• **Goal**
Retype the whole listing below, character for character.

***

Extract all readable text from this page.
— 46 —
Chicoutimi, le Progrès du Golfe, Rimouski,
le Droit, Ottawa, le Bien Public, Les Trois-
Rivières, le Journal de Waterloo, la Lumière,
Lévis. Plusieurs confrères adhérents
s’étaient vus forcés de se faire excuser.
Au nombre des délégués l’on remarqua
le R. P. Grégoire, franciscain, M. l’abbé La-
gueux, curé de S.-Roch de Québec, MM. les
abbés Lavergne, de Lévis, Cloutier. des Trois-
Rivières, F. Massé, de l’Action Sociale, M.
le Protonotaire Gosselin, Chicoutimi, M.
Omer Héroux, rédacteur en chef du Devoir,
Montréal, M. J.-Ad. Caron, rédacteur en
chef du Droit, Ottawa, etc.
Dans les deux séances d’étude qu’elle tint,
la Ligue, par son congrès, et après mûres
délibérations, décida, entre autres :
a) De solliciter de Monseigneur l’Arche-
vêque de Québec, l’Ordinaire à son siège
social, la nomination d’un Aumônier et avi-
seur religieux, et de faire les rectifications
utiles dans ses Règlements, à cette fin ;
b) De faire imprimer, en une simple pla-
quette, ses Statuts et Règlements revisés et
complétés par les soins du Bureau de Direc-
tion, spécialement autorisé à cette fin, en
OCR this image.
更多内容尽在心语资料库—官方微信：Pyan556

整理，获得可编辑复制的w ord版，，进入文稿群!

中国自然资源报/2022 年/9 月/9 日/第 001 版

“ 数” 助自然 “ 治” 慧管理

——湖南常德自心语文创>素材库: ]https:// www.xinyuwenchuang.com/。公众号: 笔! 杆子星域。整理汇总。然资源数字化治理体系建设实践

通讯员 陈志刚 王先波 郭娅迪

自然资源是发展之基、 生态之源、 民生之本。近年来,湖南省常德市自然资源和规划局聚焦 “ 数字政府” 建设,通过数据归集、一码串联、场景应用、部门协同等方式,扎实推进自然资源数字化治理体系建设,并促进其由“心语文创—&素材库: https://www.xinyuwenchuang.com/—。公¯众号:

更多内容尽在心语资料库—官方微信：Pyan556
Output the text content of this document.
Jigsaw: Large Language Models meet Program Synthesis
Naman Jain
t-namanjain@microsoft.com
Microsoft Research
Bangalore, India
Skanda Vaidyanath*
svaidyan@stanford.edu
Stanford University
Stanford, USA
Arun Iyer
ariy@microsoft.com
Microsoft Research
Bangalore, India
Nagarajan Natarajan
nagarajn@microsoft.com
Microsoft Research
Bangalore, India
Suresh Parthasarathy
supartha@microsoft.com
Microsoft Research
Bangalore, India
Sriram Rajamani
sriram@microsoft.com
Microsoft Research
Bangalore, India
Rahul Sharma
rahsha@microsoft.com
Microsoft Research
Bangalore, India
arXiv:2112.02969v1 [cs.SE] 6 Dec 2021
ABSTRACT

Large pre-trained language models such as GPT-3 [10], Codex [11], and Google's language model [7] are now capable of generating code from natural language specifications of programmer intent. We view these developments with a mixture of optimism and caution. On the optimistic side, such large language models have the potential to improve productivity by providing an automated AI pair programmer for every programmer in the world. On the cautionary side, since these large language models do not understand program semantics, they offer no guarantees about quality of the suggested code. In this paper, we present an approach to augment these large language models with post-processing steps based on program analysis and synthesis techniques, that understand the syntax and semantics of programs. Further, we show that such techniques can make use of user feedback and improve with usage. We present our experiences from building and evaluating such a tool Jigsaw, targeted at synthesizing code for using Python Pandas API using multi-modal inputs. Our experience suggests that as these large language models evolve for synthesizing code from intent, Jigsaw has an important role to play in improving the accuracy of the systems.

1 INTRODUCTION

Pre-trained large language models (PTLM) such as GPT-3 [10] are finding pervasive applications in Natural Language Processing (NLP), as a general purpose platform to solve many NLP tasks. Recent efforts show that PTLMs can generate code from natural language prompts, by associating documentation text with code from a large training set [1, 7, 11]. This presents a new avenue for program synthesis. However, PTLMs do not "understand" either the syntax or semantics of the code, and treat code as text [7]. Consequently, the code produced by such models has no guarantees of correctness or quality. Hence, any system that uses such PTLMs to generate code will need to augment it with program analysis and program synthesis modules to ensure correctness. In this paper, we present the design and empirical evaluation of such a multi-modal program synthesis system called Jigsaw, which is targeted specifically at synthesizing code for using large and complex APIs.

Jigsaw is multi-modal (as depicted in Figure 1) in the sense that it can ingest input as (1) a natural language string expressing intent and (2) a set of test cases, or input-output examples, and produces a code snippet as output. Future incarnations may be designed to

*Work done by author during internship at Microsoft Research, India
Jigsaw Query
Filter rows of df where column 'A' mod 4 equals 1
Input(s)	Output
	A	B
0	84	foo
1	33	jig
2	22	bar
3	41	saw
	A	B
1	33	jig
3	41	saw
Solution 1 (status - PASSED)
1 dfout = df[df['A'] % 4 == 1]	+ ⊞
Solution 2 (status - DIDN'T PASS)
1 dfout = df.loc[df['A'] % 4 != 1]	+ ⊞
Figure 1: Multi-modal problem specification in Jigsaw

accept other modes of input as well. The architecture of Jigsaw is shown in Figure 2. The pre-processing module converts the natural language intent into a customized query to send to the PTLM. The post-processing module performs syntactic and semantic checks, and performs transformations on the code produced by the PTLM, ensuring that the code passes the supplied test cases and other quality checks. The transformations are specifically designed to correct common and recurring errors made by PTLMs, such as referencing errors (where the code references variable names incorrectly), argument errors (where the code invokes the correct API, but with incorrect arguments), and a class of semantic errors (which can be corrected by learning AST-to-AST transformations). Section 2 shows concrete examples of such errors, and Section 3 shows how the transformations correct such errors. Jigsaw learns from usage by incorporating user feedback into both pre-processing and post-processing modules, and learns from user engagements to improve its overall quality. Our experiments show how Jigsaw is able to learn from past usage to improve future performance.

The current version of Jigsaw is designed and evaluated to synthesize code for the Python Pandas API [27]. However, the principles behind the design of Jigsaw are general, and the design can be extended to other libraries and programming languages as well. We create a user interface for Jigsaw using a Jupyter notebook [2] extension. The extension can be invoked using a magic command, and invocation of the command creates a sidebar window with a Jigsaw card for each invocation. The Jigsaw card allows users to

***

• **Full answer**
Extract all readable text from this page.
— 46 —
Chicoutimi, le Progrès du Golfe, Rimouski,
le Droit, Ottawa, le Bien Public, Les Trois-
Rivières, le Journal de Waterloo, la Lumière,
Lévis. Plusieurs confrères adhérents
s’étaient vus forcés de se faire excuser.
Au nombre des délégués l’on remarqua
le R. P. Grégoire, franciscain, M. l’abbé La-
gueux, curé de S.-Roch de Québec, MM. les
abbés Lavergne, de Lévis, Cloutier. des Trois-
Rivières, F. Massé, de l’Action Sociale, M.
le Protonotaire Gosselin, Chicoutimi, M.
Omer Héroux, rédacteur en chef du Devoir,
Montréal, M. J.-Ad. Caron, rédacteur en
chef du Droit, Ottawa, etc.
Dans les deux séances d’étude qu’elle tint,
la Ligue, par son congrès, et après mûres
délibérations, décida, entre autres :
a) De solliciter de Monseigneur l’Arche-
vêque de Québec, l’Ordinaire à son siège
social, la nomination d’un Aumônier et avi-
seur religieux, et de faire les rectifications
utiles dans ses Règlements, à cette fin ;
b) De faire imprimer, en une simple pla-
quette, ses Statuts et Règlements revisés et
complétés par les soins du Bureau de Direc-
tion, spécialement autorisé à cette fin, en
OCR this image.
更多内容尽在心语资料库—官方微信：Pyan556

整理，获得可编辑复制的w ord版，，进入文稿群!

中国自然资源报/2022 年/9 月/9 日/第 001 版

“ 数” 助自然 “ 治” 慧管理

——湖南常德自心语文创>素材库: ]https:// www.xinyuwenchuang.com/。公众号: 笔! 杆子星域。整理汇总。然资源数字化治理体系建设实践

通讯员 陈志刚 王先波 郭娅迪

自然资源是发展之基、 生态之源、 民生之本。近年来,湖南省常德市自然资源和规划局聚焦 “ 数字政府” 建设,通过数据归集、一码串联、场景应用、部门协同等方式,扎实推进自然资源数字化治理体系建设,并促进其由“心语文创—&素材库: https://www.xinyuwenchuang.com/—。公¯众号:

更多内容尽在心语资料库—官方微信：Pyan556
Output the text content of this document.
Jigsaw: Large Language Models meet Program Synthesis
Naman Jain
t-namanjain@microsoft.com
Microsoft Research
Bangalore, India
Skanda Vaidyanath*
svaidyan@stanford.edu
Stanford University
Stanford, USA
Arun Iyer
ariy@microsoft.com
Microsoft Research
Bangalore, India
Nagarajan Natarajan
nagarajn@microsoft.com
Microsoft Research
Bangalore, India
Suresh Parthasarathy
supartha@microsoft.com
Microsoft Research
Bangalore, India
Sriram Rajamani
sriram@microsoft.com
Microsoft Research
Bangalore, India
Rahul Sharma
rahsha@microsoft.com
Microsoft Research
Bangalore, India
arXiv:2112.02969v1 [cs.SE] 6 Dec 2021
ABSTRACT

Large pre-trained language models such as GPT-3 [10], Codex [11], and Google's language model [7] are now capable of generating code from natural language specifications of programmer intent. We view these developments with a mixture of optimism and caution. On the optimistic side, such large language models have the potential to improve productivity by providing an automated AI pair programmer for every programmer in the world. On the cautionary side, since these large language models do not understand program semantics, they offer no guarantees about quality of the suggested code. In this paper, we present an approach to augment these large language models with post-processing steps based on program analysis and synthesis techniques, that understand the syntax and semantics of programs. Further, we show that such techniques can make use of user feedback and improve with usage. We present our experiences from building and evaluating such a tool Jigsaw, targeted at synthesizing code for using Python Pandas API using multi-modal inputs. Our experience suggests that as these large language models evolve for synthesizing code from intent, Jigsaw has an important role to play in improving the accuracy of the systems.

1 INTRODUCTION

Pre-trained large language models (PTLM) such as GPT-3 [10] are finding pervasive applications in Natural Language Processing (NLP), as a general purpose platform to solve many NLP tasks. Recent efforts show that PTLMs can generate code from natural language prompts, by associating documentation text with code from a large training set [1, 7, 11]. This presents a new avenue for program synthesis. However, PTLMs do not "understand" either the syntax or semantics of the code, and treat code as text [7]. Consequently, the code produced by such models has no guarantees of correctness or quality. Hence, any system that uses such PTLMs to generate code will need to augment it with program analysis and program synthesis modules to ensure correctness. In this paper, we present the design and empirical evaluation of such a multi-modal program synthesis system called Jigsaw, which is targeted specifically at synthesizing code for using large and complex APIs.

Jigsaw is multi-modal (as depicted in Figure 1) in the sense that it can ingest input as (1) a natural language string expressing intent and (2) a set of test cases, or input-output examples, and produces a code snippet as output. Future incarnations may be designed to

*Work done by author during internship at Microsoft Research, India
Jigsaw Query
Filter rows of df where column 'A' mod 4 equals 1
Input(s)	Output
	A	B
0	84	foo
1	33	jig
2	22	bar
3	41	saw
	A	B
1	33	jig
3	41	saw
Solution 1 (status - PASSED)
1 dfout = df[df['A'] % 4 == 1]	+ ⊞
Solution 2 (status - DIDN'T PASS)
1 dfout = df.loc[df['A'] % 4 != 1]	+ ⊞
Figure 1: Multi-modal problem specification in Jigsaw

accept other modes of input as well. The architecture of Jigsaw is shown in Figure 2. The pre-processing module converts the natural language intent into a customized query to send to the PTLM. The post-processing module performs syntactic and semantic checks, and performs transformations on the code produced by the PTLM, ensuring that the code passes the supplied test cases and other quality checks. The transformations are specifically designed to correct common and recurring errors made by PTLMs, such as referencing errors (where the code references variable names incorrectly), argument errors (where the code invokes the correct API, but with incorrect arguments), and a class of semantic errors (which can be corrected by learning AST-to-AST transformations). Section 2 shows concrete examples of such errors, and Section 3 shows how the transformations correct such errors. Jigsaw learns from usage by incorporating user feedback into both pre-processing and post-processing modules, and learns from user engagements to improve its overall quality. Our experiments show how Jigsaw is able to learn from past usage to improve future performance.

The current version of Jigsaw is designed and evaluated to synthesize code for the Python Pandas API [27]. However, the principles behind the design of Jigsaw are general, and the design can be extended to other libraries and programming languages as well. We create a user interface for Jigsaw using a Jupyter notebook [2] extension. The extension can be invoked using a magic command, and invocation of the command creates a sidebar window with a Jigsaw card for each invocation. The Jigsaw card allows users to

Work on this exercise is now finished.